__SHORT EXERCISE__
Search the records below for the word "номер". Pull out each line that has it.

__EXERCISE DATA__
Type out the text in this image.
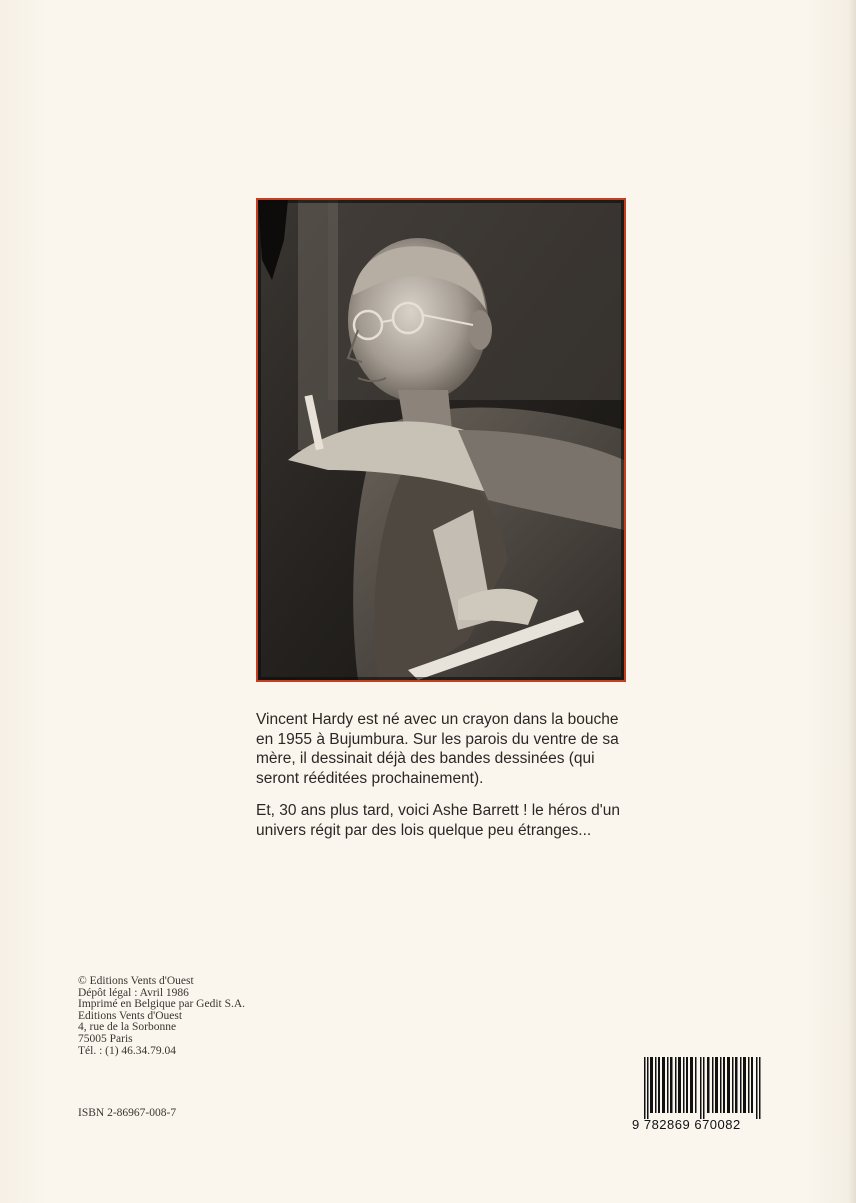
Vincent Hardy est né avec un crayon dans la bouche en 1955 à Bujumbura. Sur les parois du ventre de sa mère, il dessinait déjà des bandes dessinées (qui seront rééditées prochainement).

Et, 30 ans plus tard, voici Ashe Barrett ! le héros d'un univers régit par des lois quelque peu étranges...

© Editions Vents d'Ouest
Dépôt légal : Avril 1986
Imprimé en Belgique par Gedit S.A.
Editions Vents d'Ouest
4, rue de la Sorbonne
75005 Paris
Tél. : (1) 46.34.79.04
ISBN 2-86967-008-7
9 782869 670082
--
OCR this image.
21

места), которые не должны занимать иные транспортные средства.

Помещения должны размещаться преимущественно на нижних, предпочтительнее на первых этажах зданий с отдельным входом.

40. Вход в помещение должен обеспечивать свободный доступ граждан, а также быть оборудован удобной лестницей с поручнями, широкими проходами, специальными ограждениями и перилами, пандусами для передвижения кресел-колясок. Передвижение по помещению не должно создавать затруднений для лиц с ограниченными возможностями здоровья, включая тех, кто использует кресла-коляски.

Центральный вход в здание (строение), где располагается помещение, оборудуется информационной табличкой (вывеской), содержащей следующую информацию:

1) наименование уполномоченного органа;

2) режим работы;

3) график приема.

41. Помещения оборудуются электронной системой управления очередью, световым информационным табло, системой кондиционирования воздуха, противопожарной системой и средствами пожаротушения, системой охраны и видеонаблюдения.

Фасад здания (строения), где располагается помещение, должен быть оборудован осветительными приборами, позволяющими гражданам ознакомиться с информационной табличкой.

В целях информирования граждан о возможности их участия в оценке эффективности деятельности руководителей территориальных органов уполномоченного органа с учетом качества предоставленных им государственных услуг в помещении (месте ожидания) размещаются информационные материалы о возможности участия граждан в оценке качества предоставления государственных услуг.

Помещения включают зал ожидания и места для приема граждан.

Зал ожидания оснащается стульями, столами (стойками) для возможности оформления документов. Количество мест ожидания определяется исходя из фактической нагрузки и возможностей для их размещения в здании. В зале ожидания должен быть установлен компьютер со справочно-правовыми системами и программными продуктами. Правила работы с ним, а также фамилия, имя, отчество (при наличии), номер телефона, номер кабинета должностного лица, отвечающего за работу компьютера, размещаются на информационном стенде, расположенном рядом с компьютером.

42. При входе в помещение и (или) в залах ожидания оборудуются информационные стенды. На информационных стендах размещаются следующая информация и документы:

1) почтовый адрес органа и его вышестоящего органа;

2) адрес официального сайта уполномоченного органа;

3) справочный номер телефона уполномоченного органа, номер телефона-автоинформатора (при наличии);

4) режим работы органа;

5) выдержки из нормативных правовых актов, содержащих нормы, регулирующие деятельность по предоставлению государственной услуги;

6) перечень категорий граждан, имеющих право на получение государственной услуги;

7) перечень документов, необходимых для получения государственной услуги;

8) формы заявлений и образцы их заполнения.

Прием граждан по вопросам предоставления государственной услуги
...
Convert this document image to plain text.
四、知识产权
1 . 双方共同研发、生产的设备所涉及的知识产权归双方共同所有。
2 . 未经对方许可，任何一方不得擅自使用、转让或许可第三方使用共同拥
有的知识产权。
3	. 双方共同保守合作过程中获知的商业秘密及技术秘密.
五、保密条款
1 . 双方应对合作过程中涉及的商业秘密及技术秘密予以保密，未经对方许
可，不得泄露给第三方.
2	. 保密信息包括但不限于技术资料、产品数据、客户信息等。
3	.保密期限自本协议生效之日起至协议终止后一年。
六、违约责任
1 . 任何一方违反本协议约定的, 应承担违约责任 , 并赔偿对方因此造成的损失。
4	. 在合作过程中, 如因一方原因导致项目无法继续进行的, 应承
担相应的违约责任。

__RESPONSE TO THE EXERCISE__
Зал ожидания оснащается стульями, столами (стойками) для возможности оформления документов. Количество мест ожидания определяется исходя из фактической нагрузки и возможностей для их размещения в здании. В зале ожидания должен быть установлен компьютер со справочно-правовыми системами и программными продуктами. Правила работы с ним, а также фамилия, имя, отчество (при наличии), номер телефона, номер кабинета должностного лица, отвечающего за работу компьютера, размещаются на информационном стенде, расположенном рядом с компьютером.
3) справочный номер телефона уполномоченного органа, номер телефона-автоинформатора (при наличии);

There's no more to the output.